## Excerpt
· · ·
Last updated: Thu 29 Aug 2019, 5:05 PM

The story of Saudi man who accidentally bought two Airbus A350-1000s for his son's birthday, instead of miniature models of the passenger jet, has been widely shared on WhatsApp and social media.
The tall tale tapped into stereotypes about the vast wealth of some Saudi nationals, and prompted many social media users to jokingly wish that someone might accidentally buy them a similar birthday gift. Some social media users suggested the story was too good to be true, and they were right: it originated on a website that describes itself as satirical, and an Airbus official confirmed that it had been invented.
He also talked us through the lengthy process of buying one of these enormous, expensive jets. Contrary to the story, it's not possible to buy an A350 simply by handing over credit card details on the phone.
A screenshot of an online article carrying the story has been circulating over the past few days in Kenya and India, among other places.

A quick Google search allowed us to trace the screenshot to the website Thin Air Today - we've archived the post here. According to data from social media analysis tool CrowdTangle, it has been shared more than 3,000 times on Facebook via various accounts, and received more than 2,000 likes on Instagram since it was published on August 15, 2019.
However, the website says in a small disclaimer on the bottom of the web page that all of its content is satirical.
The owner of the website confirmed this in a direct message on Twitter.

"I have a satirical aviation-based website, just for fun," he told AFP Fact-Check, declining to give his name. "And for the aviation community. The goal is not to spread fake news but have some fun and think."
Other sites have missed the satirical nature of the story
The story may have been intended as light-hearted fiction, but other websites have since reproduced it without clarifying that it was made up for fun. The Middle East Monitor and Zambian entertainment site Tumfweko relayed the story, as did India's Times Now before issuing a correction.
· · ·
## Data listing

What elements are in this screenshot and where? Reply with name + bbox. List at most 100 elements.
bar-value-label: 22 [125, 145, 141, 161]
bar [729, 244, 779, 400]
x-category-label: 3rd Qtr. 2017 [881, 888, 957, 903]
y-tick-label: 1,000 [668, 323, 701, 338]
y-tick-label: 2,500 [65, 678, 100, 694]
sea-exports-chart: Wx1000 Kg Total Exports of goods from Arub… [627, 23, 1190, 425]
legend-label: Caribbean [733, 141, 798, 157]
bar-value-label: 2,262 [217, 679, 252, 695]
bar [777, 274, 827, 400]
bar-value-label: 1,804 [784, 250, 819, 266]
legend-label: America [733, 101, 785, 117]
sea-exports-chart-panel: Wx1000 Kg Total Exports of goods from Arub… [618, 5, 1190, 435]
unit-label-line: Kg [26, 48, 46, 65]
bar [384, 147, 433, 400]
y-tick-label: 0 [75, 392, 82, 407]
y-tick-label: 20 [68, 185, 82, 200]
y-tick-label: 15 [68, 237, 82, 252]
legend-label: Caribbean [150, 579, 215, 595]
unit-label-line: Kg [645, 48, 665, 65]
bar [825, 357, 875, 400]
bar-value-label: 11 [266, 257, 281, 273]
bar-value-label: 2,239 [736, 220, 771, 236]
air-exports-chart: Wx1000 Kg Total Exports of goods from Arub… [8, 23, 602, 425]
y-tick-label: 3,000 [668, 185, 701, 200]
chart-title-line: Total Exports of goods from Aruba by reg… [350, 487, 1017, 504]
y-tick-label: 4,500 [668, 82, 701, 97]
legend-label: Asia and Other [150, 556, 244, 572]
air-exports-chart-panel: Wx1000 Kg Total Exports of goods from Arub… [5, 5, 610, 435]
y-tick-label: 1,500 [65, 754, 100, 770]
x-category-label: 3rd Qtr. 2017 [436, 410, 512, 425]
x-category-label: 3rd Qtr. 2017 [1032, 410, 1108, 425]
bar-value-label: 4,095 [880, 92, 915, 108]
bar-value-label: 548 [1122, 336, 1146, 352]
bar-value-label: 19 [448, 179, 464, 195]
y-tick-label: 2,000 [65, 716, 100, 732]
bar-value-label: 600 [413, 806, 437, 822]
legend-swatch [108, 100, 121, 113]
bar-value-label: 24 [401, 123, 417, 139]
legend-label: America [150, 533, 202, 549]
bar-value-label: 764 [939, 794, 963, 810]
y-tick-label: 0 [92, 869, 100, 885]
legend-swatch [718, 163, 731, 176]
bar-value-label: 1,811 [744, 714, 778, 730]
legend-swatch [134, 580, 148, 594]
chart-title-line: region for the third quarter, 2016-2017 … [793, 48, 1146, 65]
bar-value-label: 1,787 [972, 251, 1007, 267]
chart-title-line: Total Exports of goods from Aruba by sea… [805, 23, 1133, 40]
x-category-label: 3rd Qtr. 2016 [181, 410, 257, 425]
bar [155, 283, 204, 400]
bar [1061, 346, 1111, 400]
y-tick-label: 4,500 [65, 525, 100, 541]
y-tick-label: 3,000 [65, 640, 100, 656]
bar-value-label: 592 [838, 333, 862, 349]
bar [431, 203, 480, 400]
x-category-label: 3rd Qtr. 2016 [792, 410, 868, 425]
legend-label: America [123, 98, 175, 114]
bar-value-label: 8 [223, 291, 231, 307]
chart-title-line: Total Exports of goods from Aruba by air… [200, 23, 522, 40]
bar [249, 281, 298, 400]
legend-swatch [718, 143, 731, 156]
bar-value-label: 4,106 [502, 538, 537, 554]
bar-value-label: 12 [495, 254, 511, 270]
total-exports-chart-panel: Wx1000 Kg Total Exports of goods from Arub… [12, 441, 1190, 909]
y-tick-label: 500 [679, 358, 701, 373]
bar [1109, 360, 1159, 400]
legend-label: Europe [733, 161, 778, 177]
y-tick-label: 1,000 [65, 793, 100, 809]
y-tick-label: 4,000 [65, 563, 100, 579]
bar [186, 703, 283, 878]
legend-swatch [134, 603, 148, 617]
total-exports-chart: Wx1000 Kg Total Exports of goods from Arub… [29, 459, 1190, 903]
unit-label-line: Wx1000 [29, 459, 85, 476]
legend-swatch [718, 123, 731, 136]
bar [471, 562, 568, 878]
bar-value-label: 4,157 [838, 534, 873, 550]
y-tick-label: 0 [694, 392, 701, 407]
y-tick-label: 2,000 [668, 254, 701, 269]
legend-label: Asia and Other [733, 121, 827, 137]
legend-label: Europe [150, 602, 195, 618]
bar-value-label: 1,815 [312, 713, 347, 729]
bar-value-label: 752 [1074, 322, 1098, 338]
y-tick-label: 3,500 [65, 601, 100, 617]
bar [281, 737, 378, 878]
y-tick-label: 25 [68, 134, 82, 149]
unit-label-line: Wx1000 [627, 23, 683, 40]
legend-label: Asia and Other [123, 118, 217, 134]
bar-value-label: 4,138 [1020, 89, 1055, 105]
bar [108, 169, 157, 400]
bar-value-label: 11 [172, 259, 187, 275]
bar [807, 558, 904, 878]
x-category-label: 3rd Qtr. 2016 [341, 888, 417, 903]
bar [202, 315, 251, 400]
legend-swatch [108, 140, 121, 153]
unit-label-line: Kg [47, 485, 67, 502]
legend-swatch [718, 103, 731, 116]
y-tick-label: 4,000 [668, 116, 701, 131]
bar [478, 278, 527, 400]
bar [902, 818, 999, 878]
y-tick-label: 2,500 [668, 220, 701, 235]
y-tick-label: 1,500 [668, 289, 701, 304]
· · ·
Copy the passage of the Airbus fact-check starting with "A screenshot of" and going on through "August 15, 2019.", but swap "screenshot" for "image".

A image of an online article carrying the story has been circulating over the past few days in Kenya and India, among other places.

A quick Google search allowed us to trace the image to the website Thin Air Today - we've archived the post here. According to data from social media analysis tool CrowdTangle, it has been shared more than 3,000 times on Facebook via various accounts, and received more than 2,000 likes on Instagram since it was published on August 15, 2019.